WHAT YOU HAVE TO DO. For each line of the data below that holds "authentication", copy the line.

[begin RECORDED DATA]

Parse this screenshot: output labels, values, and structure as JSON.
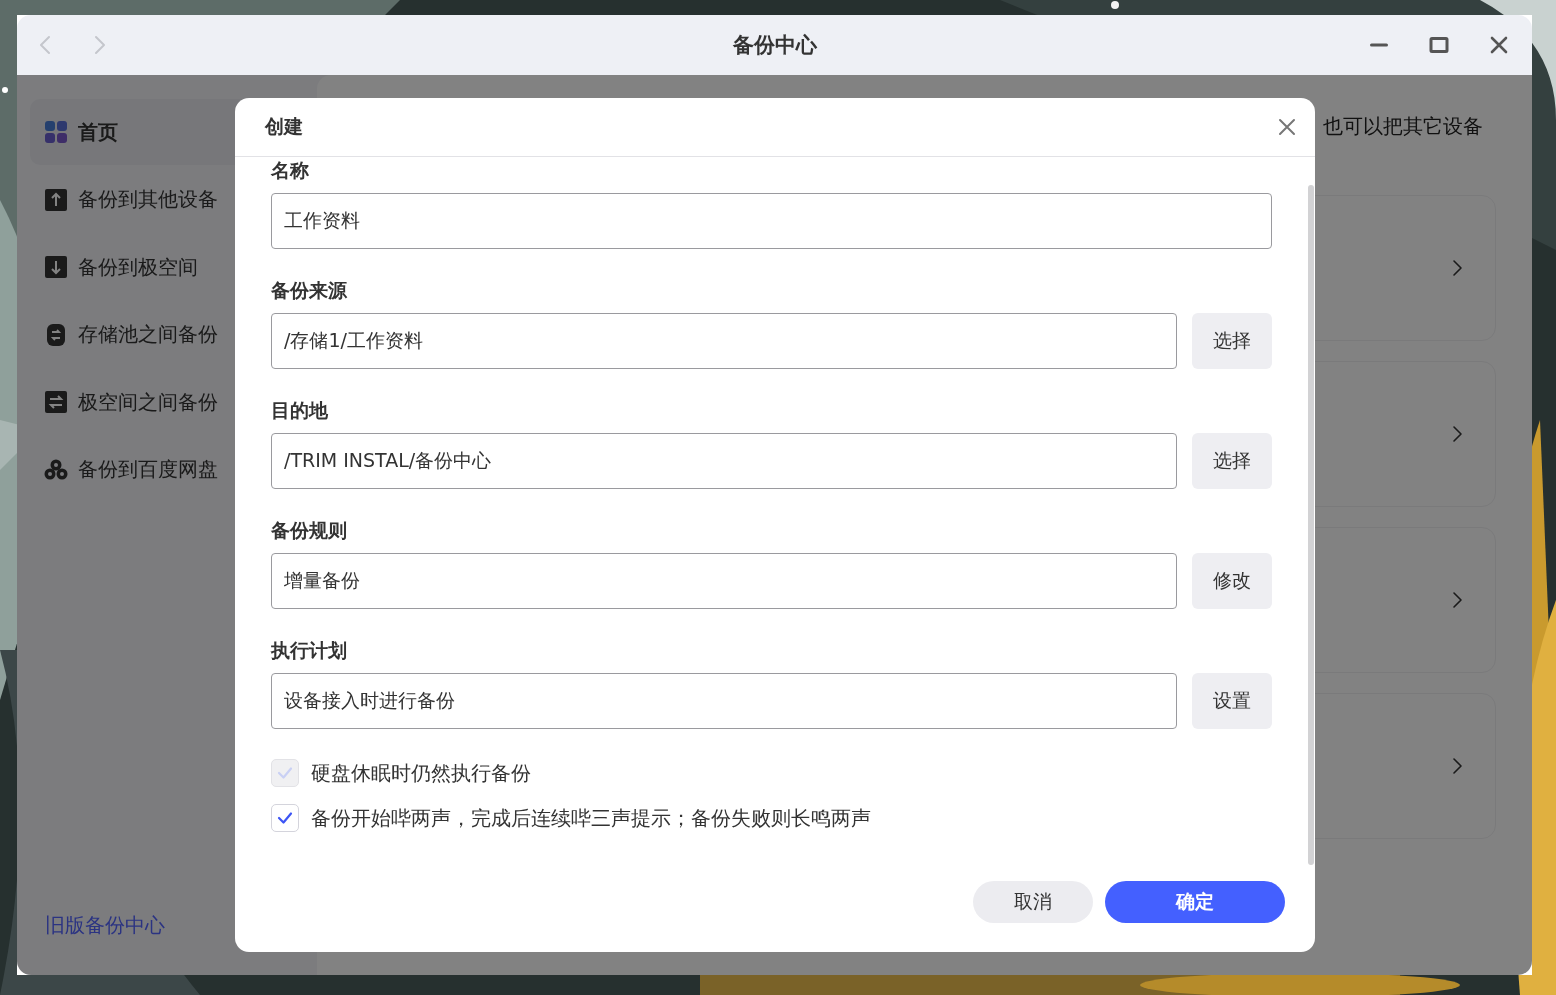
{
  "window": {
    "title": "备份中心",
    "nav": [
      {
        "kind": "back",
        "disabled": true
      },
      {
        "kind": "forward",
        "disabled": true
      }
    ]
  },
  "sidebar": {
    "items": [
      {
        "label": "首页",
        "selected": true
      },
      {
        "label": "备份到其他设备",
        "selected": false
      },
      {
        "label": "备份到极空间",
        "selected": false
      },
      {
        "label": "存储池之间备份",
        "selected": false
      },
      {
        "label": "极空间之间备份",
        "selected": false
      },
      {
        "label": "备份到百度网盘",
        "selected": false
      }
    ],
    "footer_link": "旧版备份中心"
  },
  "main": {
    "heading": "也可以把其它设备",
    "cards": [
      {
        "arrow": true
      },
      {
        "arrow": true
      },
      {
        "arrow": true
      },
      {
        "arrow": true
      }
    ]
  },
  "dialog": {
    "title": "创建",
    "fields": [
      {
        "label": "名称",
        "value": "工作资料"
      },
      {
        "label": "备份来源",
        "value": "/存储1/工作资料",
        "button": "选择"
      },
      {
        "label": "目的地",
        "value": "/TRIM INSTAL/备份中心",
        "button": "选择"
      },
      {
        "label": "备份规则",
        "value": "增量备份",
        "button": "修改"
      },
      {
        "label": "执行计划",
        "value": "设备接入时进行备份",
        "button": "设置"
      }
    ],
    "options": [
      {
        "label": "硬盘休眠时仍然执行备份",
        "checked": true,
        "disabled": true
      },
      {
        "label": "备份开始哔两声，完成后连续哔三声提示；备份失败则长鸣两声",
        "checked": true,
        "disabled": false
      }
    ],
    "buttons": [
      {
        "label": "取消",
        "kind": "secondary"
      },
      {
        "label": "确定",
        "kind": "primary"
      }
    ]
  }
}
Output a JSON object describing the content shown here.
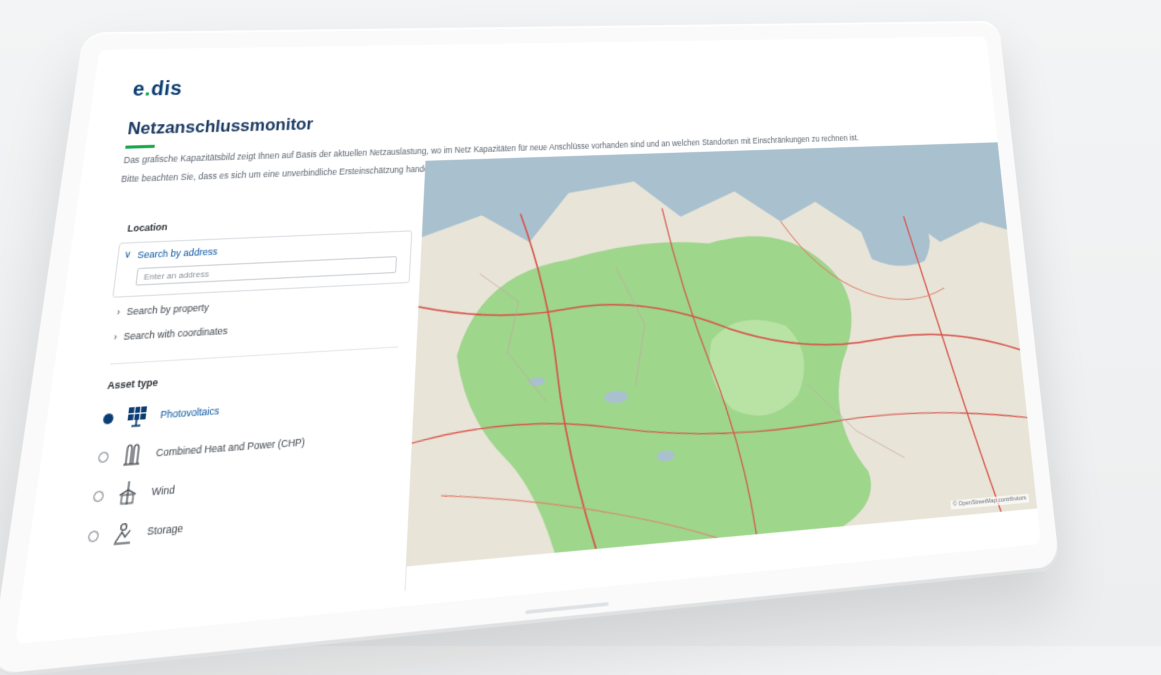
{
  "header": {
    "logo_prefix": "e",
    "logo_dot": ".",
    "logo_suffix": "dis",
    "title": "Netzanschlussmonitor"
  },
  "intro": {
    "paragraph1": "Das grafische Kapazitätsbild zeigt Ihnen auf Basis der aktuellen Netzauslastung, wo im Netz Kapazitäten für neue Anschlüsse vorhanden sind und an welchen Standorten mit Einschränkungen zu rechnen ist.",
    "paragraph2": "Bitte beachten Sie, dass es sich um eine unverbindliche Ersteinschätzung handelt und die tatsächliche Anschlussmöglichkeit im Rahmen einer Netzverträglichkeitsprüfung ermittelt wird."
  },
  "panel": {
    "location_title": "Location",
    "search_by_address": "Search by address",
    "address_placeholder": "Enter an address",
    "search_by_property": "Search by property",
    "search_with_coordinates": "Search with coordinates",
    "asset_type_title": "Asset type",
    "assets": [
      {
        "label": "Photovoltaics",
        "icon": "solar-panel-icon",
        "selected": true
      },
      {
        "label": "Combined Heat and Power (CHP)",
        "icon": "chp-icon",
        "selected": false
      },
      {
        "label": "Wind",
        "icon": "wind-turbine-icon",
        "selected": false
      },
      {
        "label": "Storage",
        "icon": "storage-icon",
        "selected": false
      }
    ]
  },
  "map": {
    "attribution": "© OpenStreetMap contributors",
    "colors": {
      "water": "#a9c1cf",
      "land": "#e8e4d8",
      "green_area": "#9ed68c",
      "roads": "#d7534a"
    }
  }
}
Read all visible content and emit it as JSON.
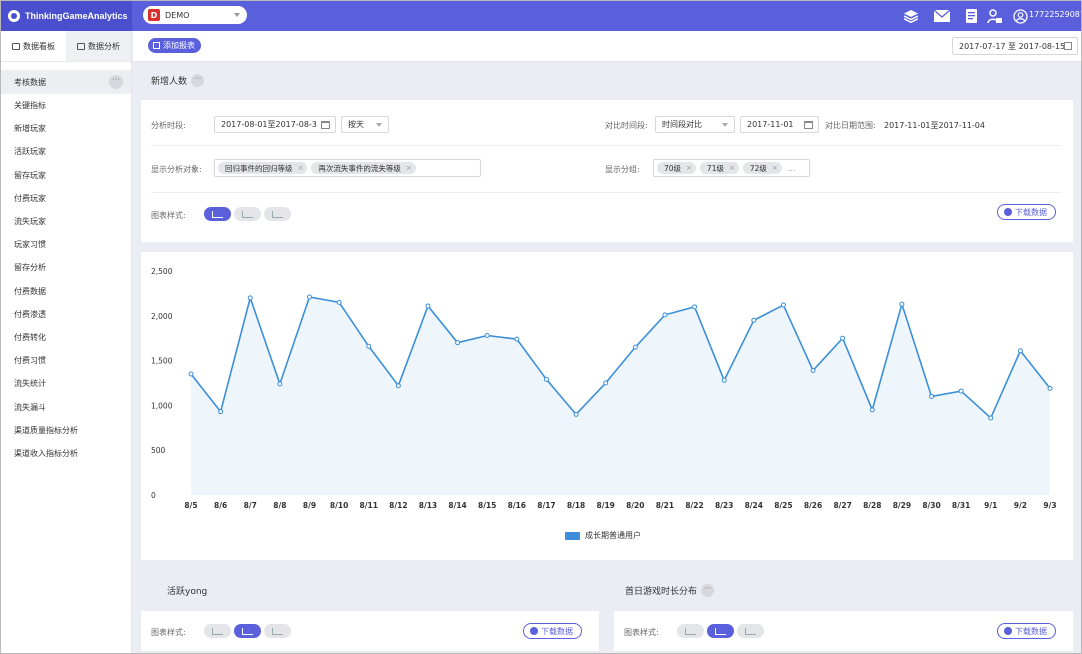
{
  "topbar": {
    "app_name": "ThinkingGameAnalytics",
    "project_badge": "D",
    "project_name": "DEMO",
    "user_id": "17722529087",
    "icons": [
      "layers-icon",
      "mail-icon",
      "book-icon",
      "user-switch-icon",
      "account-icon"
    ]
  },
  "sidebar": {
    "tabs": [
      {
        "label": "数据看板",
        "icon": "dashboard-icon",
        "active": true
      },
      {
        "label": "数据分析",
        "icon": "analysis-icon",
        "active": false
      }
    ],
    "group_header": "考核数据",
    "group_more": "···",
    "items": [
      "关键指标",
      "新增玩家",
      "活跃玩家",
      "留存玩家",
      "付费玩家",
      "流失玩家",
      "玩家习惯",
      "留存分析",
      "付费数据",
      "付费渗透",
      "付费转化",
      "付费习惯",
      "流失统计",
      "流失漏斗",
      "渠道质量指标分析",
      "渠道收入指标分析"
    ]
  },
  "toolbar": {
    "add_report": "添加报表",
    "date_range": "2017-07-17 至 2017-08-15"
  },
  "section": {
    "title": "新增人数",
    "more": "···"
  },
  "filters": {
    "period_label": "分析时段:",
    "period_value": "2017-08-01至2017-08-3",
    "granularity": "按天",
    "compare_label": "对比时间段:",
    "compare_mode": "时间段对比",
    "compare_start": "2017-11-01",
    "compare_range_label": "对比日期范围:",
    "compare_range_value": "2017-11-01至2017-11-04",
    "target_label": "显示分析对象:",
    "targets": [
      "回归事件的回归等级",
      "再次流失事件的流失等级"
    ],
    "group_label": "显示分组:",
    "groups": [
      "70级",
      "71级",
      "72级"
    ],
    "group_more": "...",
    "chart_style_label": "图表样式:",
    "download": "下载数据"
  },
  "chart_data": {
    "type": "line",
    "categories": [
      "8/5",
      "8/6",
      "8/7",
      "8/8",
      "8/9",
      "8/10",
      "8/11",
      "8/12",
      "8/13",
      "8/14",
      "8/15",
      "8/16",
      "8/17",
      "8/18",
      "8/19",
      "8/20",
      "8/21",
      "8/22",
      "8/23",
      "8/24",
      "8/25",
      "8/26",
      "8/27",
      "8/28",
      "8/29",
      "8/30",
      "8/31",
      "9/1",
      "9/2",
      "9/3"
    ],
    "series": [
      {
        "name": "成长期普通用户",
        "values": [
          1350,
          930,
          2200,
          1240,
          2210,
          2150,
          1660,
          1220,
          2110,
          1700,
          1780,
          1740,
          1290,
          900,
          1250,
          1650,
          2010,
          2100,
          1280,
          1950,
          2120,
          1390,
          1750,
          950,
          2130,
          1100,
          1160,
          860,
          1610,
          1190
        ]
      }
    ],
    "yticks": [
      "0",
      "500",
      "1,000",
      "1,500",
      "2,000",
      "2,500"
    ],
    "ylim": [
      0,
      2500
    ],
    "legend": "bottom-center",
    "color": "#3b8fd9",
    "fill": "#eef5fb",
    "grid": false
  },
  "subpanels": [
    {
      "title": "活跃yong",
      "has_more": false,
      "style_label": "图表样式:",
      "download": "下载数据"
    },
    {
      "title": "首日游戏时长分布",
      "has_more": true,
      "more": "···",
      "style_label": "图表样式:",
      "download": "下载数据"
    }
  ]
}
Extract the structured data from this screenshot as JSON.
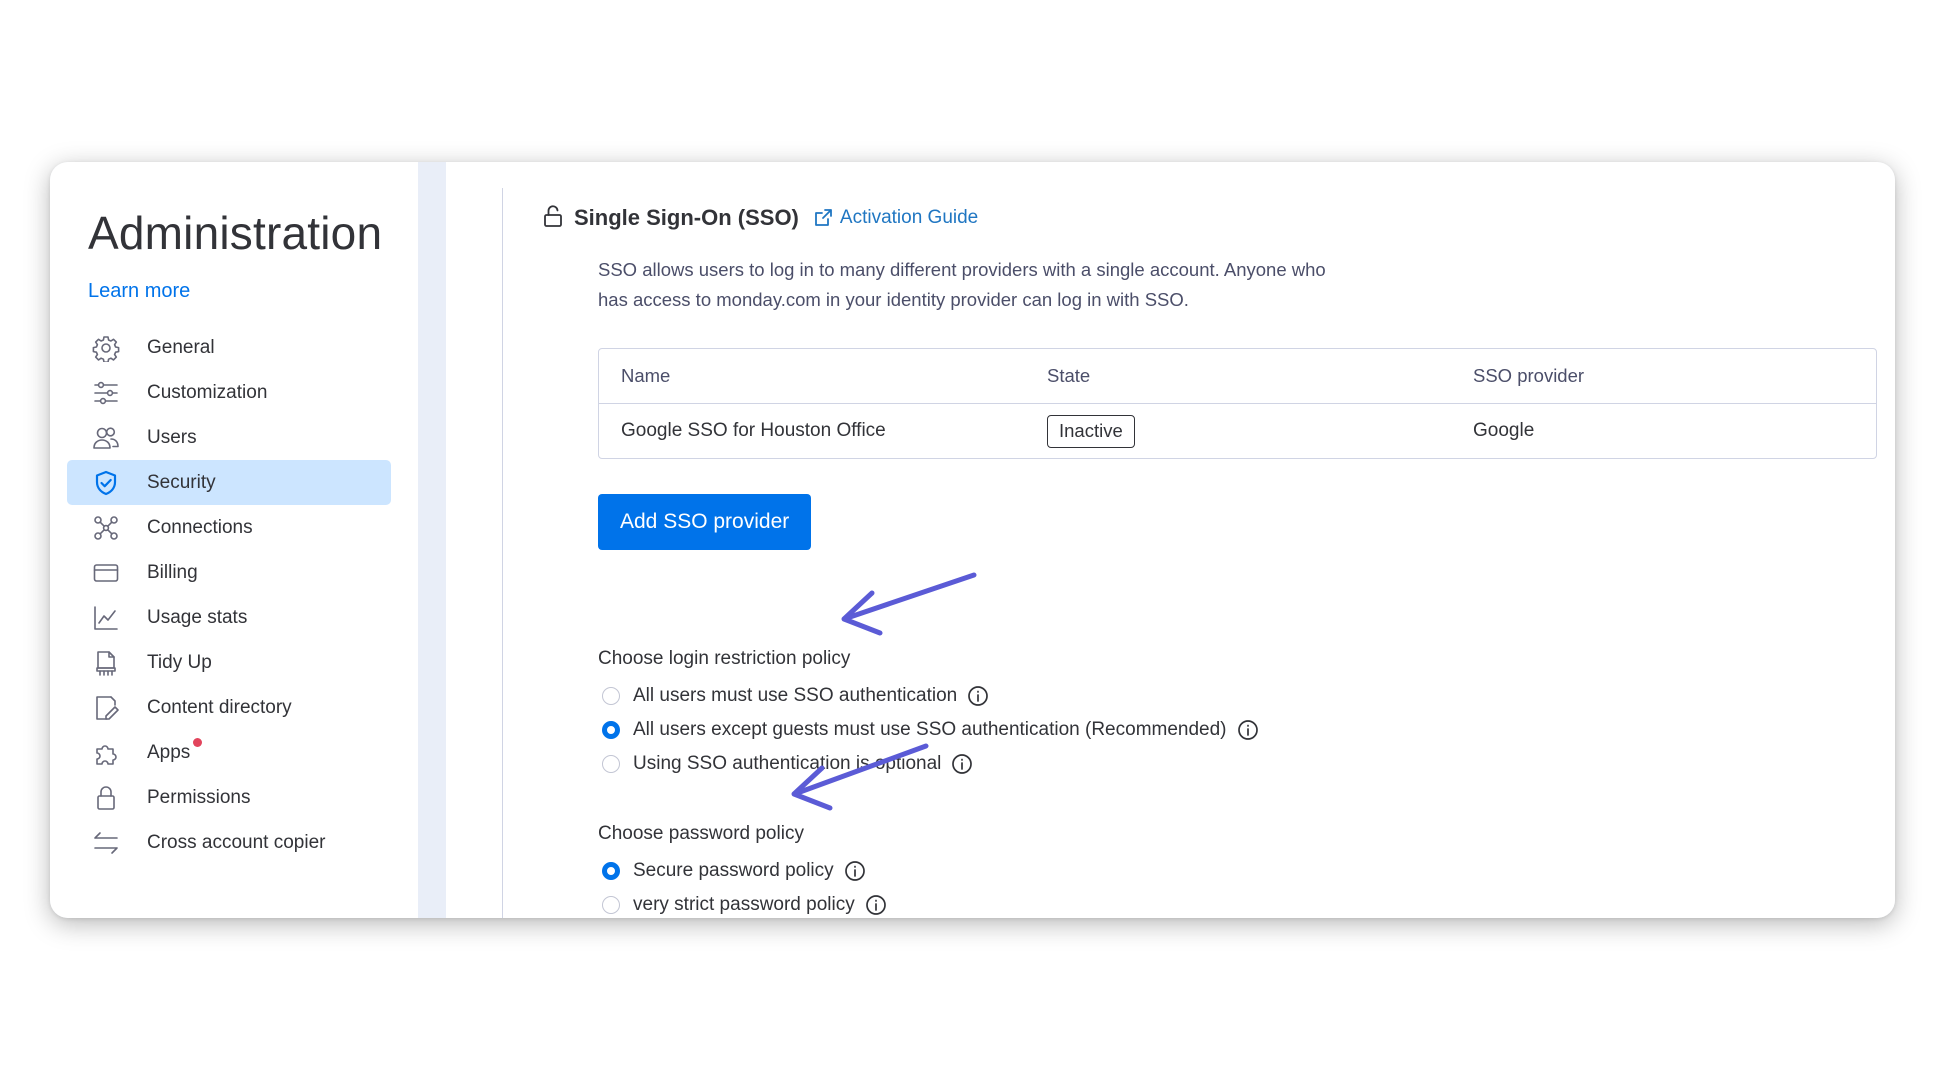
{
  "sidebar": {
    "title": "Administration",
    "learn_more": "Learn more",
    "items": [
      {
        "label": "General",
        "icon": "gear-icon",
        "active": false
      },
      {
        "label": "Customization",
        "icon": "sliders-icon",
        "active": false
      },
      {
        "label": "Users",
        "icon": "users-icon",
        "active": false
      },
      {
        "label": "Security",
        "icon": "shield-icon",
        "active": true
      },
      {
        "label": "Connections",
        "icon": "connections-icon",
        "active": false
      },
      {
        "label": "Billing",
        "icon": "credit-card-icon",
        "active": false
      },
      {
        "label": "Usage stats",
        "icon": "chart-line-icon",
        "active": false
      },
      {
        "label": "Tidy Up",
        "icon": "tidy-up-icon",
        "active": false
      },
      {
        "label": "Content directory",
        "icon": "content-directory-icon",
        "active": false
      },
      {
        "label": "Apps",
        "icon": "puzzle-icon",
        "active": false,
        "badge": true
      },
      {
        "label": "Permissions",
        "icon": "lock-icon",
        "active": false
      },
      {
        "label": "Cross account copier",
        "icon": "arrows-swap-icon",
        "active": false
      }
    ]
  },
  "sso": {
    "title": "Single Sign-On (SSO)",
    "activation_guide": "Activation Guide",
    "description": "SSO allows users to log in to many different providers with a single account. Anyone who has access to monday.com in your identity provider can log in with SSO.",
    "table": {
      "headers": [
        "Name",
        "State",
        "SSO provider"
      ],
      "rows": [
        {
          "name": "Google SSO for Houston Office",
          "state": "Inactive",
          "provider": "Google"
        }
      ]
    },
    "add_button": "Add SSO provider"
  },
  "login_policy": {
    "heading": "Choose login restriction policy",
    "options": [
      {
        "label": "All users must use SSO authentication",
        "checked": false
      },
      {
        "label": "All users except guests must use SSO authentication (Recommended)",
        "checked": true
      },
      {
        "label": "Using SSO authentication is optional",
        "checked": false
      }
    ]
  },
  "password_policy": {
    "heading": "Choose password policy",
    "options": [
      {
        "label": "Secure password policy",
        "checked": true
      },
      {
        "label": "very strict password policy",
        "checked": false
      }
    ]
  },
  "colors": {
    "accent": "#0073ea",
    "active_nav_bg": "#cce5ff",
    "annotation_arrow": "#5b5bd6",
    "apps_badge": "#e2445c"
  }
}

[end RECORDED DATA]

COMPLETE RESPONSE.
        "label": "All users must use SSO authentication",
        "label": "All users except guests must use SSO authentication (Recommended)",
        "label": "Using SSO authentication is optional",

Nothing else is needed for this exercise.